>> BEGIN DATA ENTRIES

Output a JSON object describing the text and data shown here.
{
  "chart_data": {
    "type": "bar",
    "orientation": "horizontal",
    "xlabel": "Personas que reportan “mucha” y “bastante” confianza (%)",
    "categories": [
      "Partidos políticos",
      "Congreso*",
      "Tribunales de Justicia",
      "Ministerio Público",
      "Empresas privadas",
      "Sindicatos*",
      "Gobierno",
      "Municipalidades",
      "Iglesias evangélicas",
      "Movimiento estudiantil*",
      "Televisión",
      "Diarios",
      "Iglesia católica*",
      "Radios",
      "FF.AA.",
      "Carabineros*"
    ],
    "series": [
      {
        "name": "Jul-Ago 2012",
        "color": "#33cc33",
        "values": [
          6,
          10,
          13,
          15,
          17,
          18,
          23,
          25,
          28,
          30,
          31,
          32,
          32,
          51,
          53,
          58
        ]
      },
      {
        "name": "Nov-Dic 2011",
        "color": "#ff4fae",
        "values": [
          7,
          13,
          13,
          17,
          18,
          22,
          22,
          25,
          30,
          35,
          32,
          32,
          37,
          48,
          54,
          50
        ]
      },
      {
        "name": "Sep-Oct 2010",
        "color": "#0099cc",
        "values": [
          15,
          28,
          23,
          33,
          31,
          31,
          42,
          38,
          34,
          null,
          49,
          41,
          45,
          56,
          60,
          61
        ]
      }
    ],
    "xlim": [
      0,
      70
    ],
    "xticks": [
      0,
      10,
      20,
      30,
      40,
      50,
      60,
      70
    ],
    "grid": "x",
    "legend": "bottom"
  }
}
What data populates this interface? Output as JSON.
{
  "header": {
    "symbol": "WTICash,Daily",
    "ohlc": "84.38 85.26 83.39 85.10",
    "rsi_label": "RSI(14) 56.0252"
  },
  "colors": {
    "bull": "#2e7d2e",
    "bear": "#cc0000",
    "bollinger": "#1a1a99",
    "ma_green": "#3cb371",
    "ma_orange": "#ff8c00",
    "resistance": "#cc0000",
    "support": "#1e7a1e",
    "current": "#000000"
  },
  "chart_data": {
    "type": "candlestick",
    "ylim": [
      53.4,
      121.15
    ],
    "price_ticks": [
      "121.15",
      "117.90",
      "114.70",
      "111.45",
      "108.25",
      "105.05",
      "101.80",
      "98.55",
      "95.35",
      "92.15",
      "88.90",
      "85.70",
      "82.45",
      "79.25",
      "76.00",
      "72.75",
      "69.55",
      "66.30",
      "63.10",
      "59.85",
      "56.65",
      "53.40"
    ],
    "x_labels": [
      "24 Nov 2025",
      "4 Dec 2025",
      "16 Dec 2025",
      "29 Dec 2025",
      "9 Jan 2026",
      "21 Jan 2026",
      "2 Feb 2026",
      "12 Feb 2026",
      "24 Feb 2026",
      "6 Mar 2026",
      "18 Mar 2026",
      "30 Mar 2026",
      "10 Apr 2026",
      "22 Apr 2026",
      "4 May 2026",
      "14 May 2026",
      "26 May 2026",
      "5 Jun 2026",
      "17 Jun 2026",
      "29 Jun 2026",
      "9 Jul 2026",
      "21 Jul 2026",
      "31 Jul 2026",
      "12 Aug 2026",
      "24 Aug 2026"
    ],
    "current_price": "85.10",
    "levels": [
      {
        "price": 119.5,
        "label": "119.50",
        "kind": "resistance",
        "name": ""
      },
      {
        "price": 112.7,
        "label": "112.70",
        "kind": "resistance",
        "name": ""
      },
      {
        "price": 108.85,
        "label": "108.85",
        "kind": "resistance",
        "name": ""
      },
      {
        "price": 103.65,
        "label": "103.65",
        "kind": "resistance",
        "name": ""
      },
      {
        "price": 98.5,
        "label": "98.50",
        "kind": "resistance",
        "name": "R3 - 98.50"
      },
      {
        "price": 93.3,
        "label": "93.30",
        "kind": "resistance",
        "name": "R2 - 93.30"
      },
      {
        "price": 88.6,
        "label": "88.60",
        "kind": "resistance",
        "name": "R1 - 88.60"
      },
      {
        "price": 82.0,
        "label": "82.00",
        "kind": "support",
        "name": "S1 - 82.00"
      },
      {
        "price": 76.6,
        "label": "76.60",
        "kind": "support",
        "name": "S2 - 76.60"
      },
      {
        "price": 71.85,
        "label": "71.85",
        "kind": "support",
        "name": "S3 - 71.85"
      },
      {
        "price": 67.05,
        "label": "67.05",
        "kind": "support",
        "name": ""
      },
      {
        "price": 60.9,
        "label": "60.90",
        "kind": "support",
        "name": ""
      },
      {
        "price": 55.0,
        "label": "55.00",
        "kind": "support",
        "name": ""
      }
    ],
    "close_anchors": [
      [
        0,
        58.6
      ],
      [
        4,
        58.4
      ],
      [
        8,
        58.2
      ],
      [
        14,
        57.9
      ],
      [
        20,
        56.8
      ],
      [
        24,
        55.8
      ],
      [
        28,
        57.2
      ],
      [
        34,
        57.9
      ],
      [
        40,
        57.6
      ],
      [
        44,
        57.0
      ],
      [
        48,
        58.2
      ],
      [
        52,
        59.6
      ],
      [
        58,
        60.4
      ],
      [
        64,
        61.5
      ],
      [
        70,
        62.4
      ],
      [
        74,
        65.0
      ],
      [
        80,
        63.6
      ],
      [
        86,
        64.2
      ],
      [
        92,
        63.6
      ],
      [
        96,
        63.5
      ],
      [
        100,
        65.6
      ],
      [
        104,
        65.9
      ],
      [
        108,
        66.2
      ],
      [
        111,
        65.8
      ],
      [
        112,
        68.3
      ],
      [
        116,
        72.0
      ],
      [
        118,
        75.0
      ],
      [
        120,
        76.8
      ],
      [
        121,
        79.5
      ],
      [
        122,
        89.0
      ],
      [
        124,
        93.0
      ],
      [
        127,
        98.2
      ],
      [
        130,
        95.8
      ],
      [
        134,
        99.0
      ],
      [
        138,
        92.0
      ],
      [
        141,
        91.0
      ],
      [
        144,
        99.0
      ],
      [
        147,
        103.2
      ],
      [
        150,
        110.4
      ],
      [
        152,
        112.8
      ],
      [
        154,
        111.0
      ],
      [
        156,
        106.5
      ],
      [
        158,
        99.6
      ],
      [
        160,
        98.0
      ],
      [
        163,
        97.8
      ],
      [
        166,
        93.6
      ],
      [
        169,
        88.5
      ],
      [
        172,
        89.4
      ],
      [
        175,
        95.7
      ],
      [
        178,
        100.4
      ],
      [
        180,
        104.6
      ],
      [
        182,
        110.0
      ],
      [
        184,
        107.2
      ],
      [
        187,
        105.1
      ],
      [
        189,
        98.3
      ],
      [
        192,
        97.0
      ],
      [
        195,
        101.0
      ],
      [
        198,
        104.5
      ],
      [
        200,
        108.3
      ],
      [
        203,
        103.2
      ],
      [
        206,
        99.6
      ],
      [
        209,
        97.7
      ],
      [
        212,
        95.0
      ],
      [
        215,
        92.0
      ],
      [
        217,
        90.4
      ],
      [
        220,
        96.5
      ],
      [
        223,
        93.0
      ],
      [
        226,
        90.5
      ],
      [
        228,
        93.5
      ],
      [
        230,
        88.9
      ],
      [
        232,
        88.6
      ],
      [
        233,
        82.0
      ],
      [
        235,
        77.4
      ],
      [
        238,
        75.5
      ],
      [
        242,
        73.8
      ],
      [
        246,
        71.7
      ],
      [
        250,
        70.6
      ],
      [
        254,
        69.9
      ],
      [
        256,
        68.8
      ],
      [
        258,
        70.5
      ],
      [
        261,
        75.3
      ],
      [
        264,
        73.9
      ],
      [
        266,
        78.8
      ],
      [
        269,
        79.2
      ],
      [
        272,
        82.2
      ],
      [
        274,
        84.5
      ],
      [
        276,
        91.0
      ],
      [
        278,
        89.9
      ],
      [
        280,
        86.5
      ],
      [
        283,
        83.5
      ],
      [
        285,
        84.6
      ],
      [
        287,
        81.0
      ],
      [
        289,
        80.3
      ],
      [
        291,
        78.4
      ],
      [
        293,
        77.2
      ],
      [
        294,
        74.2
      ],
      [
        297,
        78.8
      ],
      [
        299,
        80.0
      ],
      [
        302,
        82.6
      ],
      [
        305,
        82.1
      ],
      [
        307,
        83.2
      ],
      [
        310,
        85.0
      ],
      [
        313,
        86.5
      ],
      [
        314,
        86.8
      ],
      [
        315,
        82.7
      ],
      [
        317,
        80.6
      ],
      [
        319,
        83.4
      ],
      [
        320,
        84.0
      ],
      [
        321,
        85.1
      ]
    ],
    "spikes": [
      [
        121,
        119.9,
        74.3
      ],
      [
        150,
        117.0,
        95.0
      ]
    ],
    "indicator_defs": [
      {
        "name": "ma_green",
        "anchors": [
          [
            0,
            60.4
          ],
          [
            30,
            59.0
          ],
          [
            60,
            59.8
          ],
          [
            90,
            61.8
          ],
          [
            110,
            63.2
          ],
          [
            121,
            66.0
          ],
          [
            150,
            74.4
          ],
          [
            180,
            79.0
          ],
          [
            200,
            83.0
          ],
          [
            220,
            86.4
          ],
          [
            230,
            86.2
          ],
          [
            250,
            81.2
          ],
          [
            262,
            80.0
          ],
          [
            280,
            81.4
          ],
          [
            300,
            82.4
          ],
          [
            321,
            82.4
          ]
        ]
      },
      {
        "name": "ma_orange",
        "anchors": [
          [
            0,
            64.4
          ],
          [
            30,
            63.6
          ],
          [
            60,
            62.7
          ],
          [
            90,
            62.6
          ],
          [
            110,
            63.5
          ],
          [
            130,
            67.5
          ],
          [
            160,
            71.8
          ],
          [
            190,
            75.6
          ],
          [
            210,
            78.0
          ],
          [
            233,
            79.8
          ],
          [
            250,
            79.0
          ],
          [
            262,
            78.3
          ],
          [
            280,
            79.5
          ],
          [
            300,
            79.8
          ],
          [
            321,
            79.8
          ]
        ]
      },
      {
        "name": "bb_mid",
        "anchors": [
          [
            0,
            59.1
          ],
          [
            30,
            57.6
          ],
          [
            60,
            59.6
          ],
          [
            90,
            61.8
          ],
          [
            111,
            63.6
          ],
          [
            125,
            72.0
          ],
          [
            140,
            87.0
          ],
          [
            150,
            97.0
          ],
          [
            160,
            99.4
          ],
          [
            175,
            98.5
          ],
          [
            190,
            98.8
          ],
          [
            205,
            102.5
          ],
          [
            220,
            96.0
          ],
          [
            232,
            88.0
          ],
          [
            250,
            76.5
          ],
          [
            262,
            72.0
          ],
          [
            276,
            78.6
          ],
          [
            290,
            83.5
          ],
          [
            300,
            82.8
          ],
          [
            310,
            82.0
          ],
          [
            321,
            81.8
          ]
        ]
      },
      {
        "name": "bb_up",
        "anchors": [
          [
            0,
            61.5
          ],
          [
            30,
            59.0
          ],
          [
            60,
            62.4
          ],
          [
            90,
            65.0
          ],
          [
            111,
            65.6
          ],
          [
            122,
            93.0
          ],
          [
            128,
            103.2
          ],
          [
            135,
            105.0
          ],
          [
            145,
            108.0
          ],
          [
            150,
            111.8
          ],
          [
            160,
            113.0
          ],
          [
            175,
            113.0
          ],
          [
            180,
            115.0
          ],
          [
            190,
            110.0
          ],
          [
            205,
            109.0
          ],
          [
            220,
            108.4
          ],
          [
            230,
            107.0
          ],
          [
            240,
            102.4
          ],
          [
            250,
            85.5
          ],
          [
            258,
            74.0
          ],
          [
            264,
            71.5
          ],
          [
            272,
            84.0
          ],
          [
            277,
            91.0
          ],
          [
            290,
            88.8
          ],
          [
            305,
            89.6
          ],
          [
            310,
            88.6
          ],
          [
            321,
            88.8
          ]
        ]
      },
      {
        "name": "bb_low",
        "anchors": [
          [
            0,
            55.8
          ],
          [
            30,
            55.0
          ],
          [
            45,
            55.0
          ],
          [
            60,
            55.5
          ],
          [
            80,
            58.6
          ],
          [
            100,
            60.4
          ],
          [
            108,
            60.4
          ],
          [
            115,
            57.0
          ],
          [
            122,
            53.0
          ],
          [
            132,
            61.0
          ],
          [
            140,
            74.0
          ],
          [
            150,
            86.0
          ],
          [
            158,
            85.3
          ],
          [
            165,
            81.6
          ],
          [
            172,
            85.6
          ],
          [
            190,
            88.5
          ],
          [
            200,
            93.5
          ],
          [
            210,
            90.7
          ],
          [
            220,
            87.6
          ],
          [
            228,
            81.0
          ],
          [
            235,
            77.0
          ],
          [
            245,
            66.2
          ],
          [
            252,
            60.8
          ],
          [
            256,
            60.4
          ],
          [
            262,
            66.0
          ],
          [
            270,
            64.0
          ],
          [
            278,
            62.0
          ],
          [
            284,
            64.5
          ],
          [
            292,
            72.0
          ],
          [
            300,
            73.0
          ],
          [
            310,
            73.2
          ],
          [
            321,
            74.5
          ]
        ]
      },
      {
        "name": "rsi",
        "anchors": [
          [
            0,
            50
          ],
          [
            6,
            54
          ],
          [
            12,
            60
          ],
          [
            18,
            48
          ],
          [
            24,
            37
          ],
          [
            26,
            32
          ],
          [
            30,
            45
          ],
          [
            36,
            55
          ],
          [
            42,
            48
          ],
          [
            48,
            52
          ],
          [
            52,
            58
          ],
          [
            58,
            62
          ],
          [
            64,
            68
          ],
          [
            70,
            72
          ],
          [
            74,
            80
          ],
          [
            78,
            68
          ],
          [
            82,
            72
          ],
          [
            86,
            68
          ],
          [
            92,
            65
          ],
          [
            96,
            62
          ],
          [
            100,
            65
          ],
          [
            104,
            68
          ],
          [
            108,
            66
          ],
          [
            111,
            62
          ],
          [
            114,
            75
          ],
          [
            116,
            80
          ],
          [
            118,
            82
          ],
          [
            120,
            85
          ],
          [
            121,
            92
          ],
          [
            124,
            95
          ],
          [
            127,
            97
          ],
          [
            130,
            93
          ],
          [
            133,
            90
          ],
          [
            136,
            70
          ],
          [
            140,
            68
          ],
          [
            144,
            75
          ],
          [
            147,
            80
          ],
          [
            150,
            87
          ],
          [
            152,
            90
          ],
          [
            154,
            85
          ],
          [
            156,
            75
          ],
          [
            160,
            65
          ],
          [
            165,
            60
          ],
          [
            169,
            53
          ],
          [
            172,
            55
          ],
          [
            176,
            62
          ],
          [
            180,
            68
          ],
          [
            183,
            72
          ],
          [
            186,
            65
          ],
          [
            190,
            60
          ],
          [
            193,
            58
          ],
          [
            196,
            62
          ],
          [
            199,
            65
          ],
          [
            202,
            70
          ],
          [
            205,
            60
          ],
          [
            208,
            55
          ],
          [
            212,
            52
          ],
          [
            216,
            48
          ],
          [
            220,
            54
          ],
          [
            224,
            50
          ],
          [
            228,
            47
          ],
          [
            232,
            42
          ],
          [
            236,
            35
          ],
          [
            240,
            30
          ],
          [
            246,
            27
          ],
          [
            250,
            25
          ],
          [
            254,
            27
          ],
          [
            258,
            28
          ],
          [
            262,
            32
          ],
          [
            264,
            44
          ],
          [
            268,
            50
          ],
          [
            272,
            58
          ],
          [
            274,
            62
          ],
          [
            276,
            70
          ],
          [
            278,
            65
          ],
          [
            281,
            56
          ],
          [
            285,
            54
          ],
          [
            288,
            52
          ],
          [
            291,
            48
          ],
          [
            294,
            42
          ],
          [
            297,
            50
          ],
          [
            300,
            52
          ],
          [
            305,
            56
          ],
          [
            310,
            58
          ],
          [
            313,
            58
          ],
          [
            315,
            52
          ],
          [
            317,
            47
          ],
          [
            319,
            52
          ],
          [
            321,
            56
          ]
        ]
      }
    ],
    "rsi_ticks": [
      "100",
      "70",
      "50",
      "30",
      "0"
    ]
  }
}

>> END DATA ENTRIES

» PROBLEM TO WORK ON
Lines containing the string "JSON" are to be selected and copied.

» TASK RESULT
Output a JSON object describing the text and data shown here.
What data populates this interface? Output as JSON.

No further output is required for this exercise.